Problem requirements –
Search the records below for the word "ylabel" and show every line where it occurs.

Raw data –
————————

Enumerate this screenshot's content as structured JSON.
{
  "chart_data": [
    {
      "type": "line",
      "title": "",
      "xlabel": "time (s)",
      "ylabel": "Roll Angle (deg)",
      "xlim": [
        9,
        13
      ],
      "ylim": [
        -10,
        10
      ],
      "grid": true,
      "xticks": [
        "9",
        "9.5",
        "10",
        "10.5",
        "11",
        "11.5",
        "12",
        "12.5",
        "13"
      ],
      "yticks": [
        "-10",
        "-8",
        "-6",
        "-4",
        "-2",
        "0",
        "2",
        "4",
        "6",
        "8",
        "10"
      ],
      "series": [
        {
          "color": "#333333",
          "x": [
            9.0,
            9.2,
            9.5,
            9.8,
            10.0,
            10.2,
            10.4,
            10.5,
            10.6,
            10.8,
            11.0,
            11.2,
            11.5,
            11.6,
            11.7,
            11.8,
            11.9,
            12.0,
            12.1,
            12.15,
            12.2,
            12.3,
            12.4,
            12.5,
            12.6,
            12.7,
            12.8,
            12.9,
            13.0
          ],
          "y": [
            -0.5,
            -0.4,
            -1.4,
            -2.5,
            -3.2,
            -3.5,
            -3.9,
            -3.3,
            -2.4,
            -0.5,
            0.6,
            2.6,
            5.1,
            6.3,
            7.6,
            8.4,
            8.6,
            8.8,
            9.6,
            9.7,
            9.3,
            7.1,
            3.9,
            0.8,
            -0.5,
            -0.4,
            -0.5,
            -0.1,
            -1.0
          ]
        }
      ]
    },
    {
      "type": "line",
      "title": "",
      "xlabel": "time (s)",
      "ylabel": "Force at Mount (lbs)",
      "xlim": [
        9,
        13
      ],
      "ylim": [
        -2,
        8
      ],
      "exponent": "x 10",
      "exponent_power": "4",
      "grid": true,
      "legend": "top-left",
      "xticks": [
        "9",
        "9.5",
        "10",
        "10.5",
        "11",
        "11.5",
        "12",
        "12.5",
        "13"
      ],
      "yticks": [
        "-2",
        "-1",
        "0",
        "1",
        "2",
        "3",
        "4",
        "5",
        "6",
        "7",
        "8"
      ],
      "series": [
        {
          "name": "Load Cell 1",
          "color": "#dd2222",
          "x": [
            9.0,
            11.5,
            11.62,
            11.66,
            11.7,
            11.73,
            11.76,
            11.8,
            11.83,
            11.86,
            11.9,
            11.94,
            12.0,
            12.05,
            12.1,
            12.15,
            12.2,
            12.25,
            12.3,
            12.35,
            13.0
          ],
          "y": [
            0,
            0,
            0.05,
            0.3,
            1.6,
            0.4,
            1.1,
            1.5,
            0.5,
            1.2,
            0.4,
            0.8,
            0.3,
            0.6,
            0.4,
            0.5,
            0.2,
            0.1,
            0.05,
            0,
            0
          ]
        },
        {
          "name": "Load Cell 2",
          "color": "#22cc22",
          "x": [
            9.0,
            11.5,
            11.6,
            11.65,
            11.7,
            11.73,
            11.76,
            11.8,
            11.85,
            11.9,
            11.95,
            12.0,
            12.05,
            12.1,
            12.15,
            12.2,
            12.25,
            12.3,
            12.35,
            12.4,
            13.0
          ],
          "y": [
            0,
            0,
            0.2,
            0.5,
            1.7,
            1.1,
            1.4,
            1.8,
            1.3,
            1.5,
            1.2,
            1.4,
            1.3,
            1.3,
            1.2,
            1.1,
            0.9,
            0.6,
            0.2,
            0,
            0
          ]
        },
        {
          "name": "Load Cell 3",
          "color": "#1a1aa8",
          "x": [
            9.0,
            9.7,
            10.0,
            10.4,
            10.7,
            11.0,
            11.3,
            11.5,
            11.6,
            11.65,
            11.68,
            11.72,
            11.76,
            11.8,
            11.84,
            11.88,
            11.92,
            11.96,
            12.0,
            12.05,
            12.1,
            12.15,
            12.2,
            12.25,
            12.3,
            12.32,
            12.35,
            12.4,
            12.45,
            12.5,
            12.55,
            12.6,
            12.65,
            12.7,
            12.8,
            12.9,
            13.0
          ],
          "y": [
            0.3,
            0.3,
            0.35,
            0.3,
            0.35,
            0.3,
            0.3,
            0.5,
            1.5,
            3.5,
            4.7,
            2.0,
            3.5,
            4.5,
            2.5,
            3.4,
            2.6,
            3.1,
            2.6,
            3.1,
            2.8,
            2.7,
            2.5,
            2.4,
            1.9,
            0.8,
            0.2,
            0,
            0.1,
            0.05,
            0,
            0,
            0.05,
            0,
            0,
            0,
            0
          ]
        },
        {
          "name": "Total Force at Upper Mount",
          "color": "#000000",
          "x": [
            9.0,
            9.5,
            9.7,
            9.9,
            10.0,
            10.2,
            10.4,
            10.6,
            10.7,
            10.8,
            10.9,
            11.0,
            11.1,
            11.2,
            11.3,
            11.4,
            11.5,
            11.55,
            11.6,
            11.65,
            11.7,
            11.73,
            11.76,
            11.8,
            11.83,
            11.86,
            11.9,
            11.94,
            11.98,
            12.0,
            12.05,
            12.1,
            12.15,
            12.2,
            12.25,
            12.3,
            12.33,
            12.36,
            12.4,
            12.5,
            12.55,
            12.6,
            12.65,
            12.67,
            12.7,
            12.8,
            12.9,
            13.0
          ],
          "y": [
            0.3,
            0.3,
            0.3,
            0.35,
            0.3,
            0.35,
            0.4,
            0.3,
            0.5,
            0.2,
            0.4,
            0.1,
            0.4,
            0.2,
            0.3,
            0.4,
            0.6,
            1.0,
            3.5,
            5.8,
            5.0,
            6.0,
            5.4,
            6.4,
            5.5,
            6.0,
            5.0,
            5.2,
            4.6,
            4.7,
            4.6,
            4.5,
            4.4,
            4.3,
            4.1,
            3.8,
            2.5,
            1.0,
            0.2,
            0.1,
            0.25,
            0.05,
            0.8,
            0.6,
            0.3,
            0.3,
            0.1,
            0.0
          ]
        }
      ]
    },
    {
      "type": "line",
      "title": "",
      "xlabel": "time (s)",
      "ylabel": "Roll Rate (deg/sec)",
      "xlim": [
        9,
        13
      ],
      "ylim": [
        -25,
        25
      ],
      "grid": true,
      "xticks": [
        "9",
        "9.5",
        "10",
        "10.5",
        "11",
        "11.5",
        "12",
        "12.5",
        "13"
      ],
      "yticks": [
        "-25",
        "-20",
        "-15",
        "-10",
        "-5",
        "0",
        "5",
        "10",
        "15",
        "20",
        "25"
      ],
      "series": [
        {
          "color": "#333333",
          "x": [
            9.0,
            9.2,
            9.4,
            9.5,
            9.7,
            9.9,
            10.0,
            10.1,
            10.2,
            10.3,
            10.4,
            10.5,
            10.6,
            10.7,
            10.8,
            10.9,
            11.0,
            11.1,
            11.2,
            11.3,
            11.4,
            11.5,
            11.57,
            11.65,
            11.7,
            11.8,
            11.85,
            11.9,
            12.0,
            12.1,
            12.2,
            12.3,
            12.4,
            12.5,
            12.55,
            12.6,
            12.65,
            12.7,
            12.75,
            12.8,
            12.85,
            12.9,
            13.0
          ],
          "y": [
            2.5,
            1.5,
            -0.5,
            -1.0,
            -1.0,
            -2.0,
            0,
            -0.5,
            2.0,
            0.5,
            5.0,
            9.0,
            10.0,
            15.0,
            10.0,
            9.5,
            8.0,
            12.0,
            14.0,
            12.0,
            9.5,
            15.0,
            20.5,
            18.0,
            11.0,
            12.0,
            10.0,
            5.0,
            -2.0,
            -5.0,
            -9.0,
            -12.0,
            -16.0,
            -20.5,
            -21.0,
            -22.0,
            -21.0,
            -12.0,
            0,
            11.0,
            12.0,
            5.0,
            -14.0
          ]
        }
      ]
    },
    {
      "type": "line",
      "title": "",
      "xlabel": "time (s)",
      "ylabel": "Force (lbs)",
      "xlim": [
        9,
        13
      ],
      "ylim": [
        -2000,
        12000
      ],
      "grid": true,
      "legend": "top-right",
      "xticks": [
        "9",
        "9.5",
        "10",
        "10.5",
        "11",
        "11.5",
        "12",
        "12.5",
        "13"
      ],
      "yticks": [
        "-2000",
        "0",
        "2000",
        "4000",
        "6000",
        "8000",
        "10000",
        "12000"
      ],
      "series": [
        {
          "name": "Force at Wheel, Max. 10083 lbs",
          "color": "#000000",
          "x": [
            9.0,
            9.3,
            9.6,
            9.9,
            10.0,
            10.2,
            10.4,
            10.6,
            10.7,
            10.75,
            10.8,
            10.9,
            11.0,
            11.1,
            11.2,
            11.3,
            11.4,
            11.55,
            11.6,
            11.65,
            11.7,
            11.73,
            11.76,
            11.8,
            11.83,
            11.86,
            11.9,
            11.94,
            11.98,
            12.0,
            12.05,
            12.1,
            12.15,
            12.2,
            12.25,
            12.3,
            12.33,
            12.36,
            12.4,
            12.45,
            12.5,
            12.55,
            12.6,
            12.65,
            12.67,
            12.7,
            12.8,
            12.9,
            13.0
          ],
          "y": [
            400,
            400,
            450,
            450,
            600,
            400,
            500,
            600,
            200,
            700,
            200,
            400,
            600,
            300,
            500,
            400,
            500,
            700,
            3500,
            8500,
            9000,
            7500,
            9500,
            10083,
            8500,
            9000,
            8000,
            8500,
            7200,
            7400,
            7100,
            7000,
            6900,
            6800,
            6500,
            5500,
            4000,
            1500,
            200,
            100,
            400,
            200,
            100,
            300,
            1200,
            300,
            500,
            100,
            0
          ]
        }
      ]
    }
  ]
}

————————

Solution –
      "ylabel": "Roll Angle (deg)",
      "ylabel": "Force at Mount (lbs)",
      "ylabel": "Roll Rate (deg/sec)",
      "ylabel": "Force (lbs)",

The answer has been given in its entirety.